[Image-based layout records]
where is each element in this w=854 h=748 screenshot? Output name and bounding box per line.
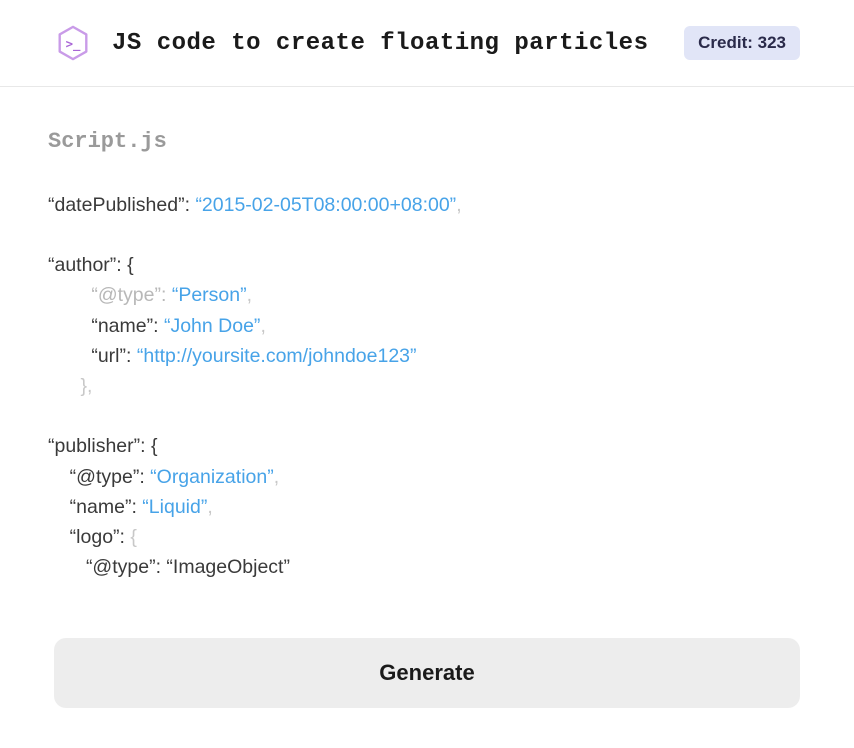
code-line: “logo”: {: [48, 522, 806, 552]
code-line: “name”: “Liquid”,: [48, 492, 806, 522]
credit-label: Credit:: [698, 33, 753, 52]
code-line: “url”: “http://yoursite.com/johndoe123”: [48, 341, 806, 371]
script-filename: Script.js: [48, 129, 806, 154]
code-line: “name”: “John Doe”,: [48, 311, 806, 341]
code-line: “datePublished”: “2015-02-05T08:00:00+08…: [48, 190, 806, 220]
header: >_ JS code to create floating particles …: [0, 0, 854, 87]
code-line: “publisher”: {: [48, 431, 806, 461]
app-logo-icon: >_: [54, 24, 92, 62]
code-line: “author”: {: [48, 250, 806, 280]
code-line: “@type”: “ImageObject”: [48, 552, 806, 582]
button-wrap: Generate: [0, 638, 854, 708]
page-title: JS code to create floating particles: [112, 30, 684, 57]
code-line: },: [48, 371, 806, 401]
code-block: “datePublished”: “2015-02-05T08:00:00+08…: [48, 190, 806, 582]
content-area: Script.js “datePublished”: “2015-02-05T0…: [0, 87, 854, 582]
code-line: “@type”: “Organization”,: [48, 462, 806, 492]
code-line: “@type”: “Person”,: [48, 280, 806, 310]
credit-value: 323: [758, 33, 786, 52]
generate-button[interactable]: Generate: [54, 638, 800, 708]
svg-text:>_: >_: [66, 37, 81, 52]
credit-badge: Credit: 323: [684, 26, 800, 60]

- [What you are asked to do]
Output every line of the records above verbatim, leaving out the picture.

- [Correct answer]
where is each element in this w=854 h=748 screenshot? Output name and bounding box per line.
code-line: “logo”: {: [48, 522, 806, 552]
code-line: “name”: “Liquid”,: [48, 492, 806, 522]
credit-label: Credit:: [698, 33, 753, 52]
code-line: “url”: “http://yoursite.com/johndoe123”: [48, 341, 806, 371]
script-filename: Script.js: [48, 129, 806, 154]
code-line: “name”: “John Doe”,: [48, 311, 806, 341]
code-line: “datePublished”: “2015-02-05T08:00:00+08…: [48, 190, 806, 220]
header: >_ JS code to create floating particles …: [0, 0, 854, 87]
code-line: “publisher”: {: [48, 431, 806, 461]
app-logo-icon: >_: [54, 24, 92, 62]
code-line: “author”: {: [48, 250, 806, 280]
code-line: “@type”: “ImageObject”: [48, 552, 806, 582]
button-wrap: Generate: [0, 638, 854, 708]
page-title: JS code to create floating particles: [112, 30, 684, 57]
code-line: },: [48, 371, 806, 401]
code-block: “datePublished”: “2015-02-05T08:00:00+08…: [48, 190, 806, 582]
content-area: Script.js “datePublished”: “2015-02-05T0…: [0, 87, 854, 582]
code-line: “@type”: “Organization”,: [48, 462, 806, 492]
code-line: “@type”: “Person”,: [48, 280, 806, 310]
credit-value: 323: [758, 33, 786, 52]
generate-button[interactable]: Generate: [54, 638, 800, 708]
svg-text:>_: >_: [66, 37, 81, 52]
credit-badge: Credit: 323: [684, 26, 800, 60]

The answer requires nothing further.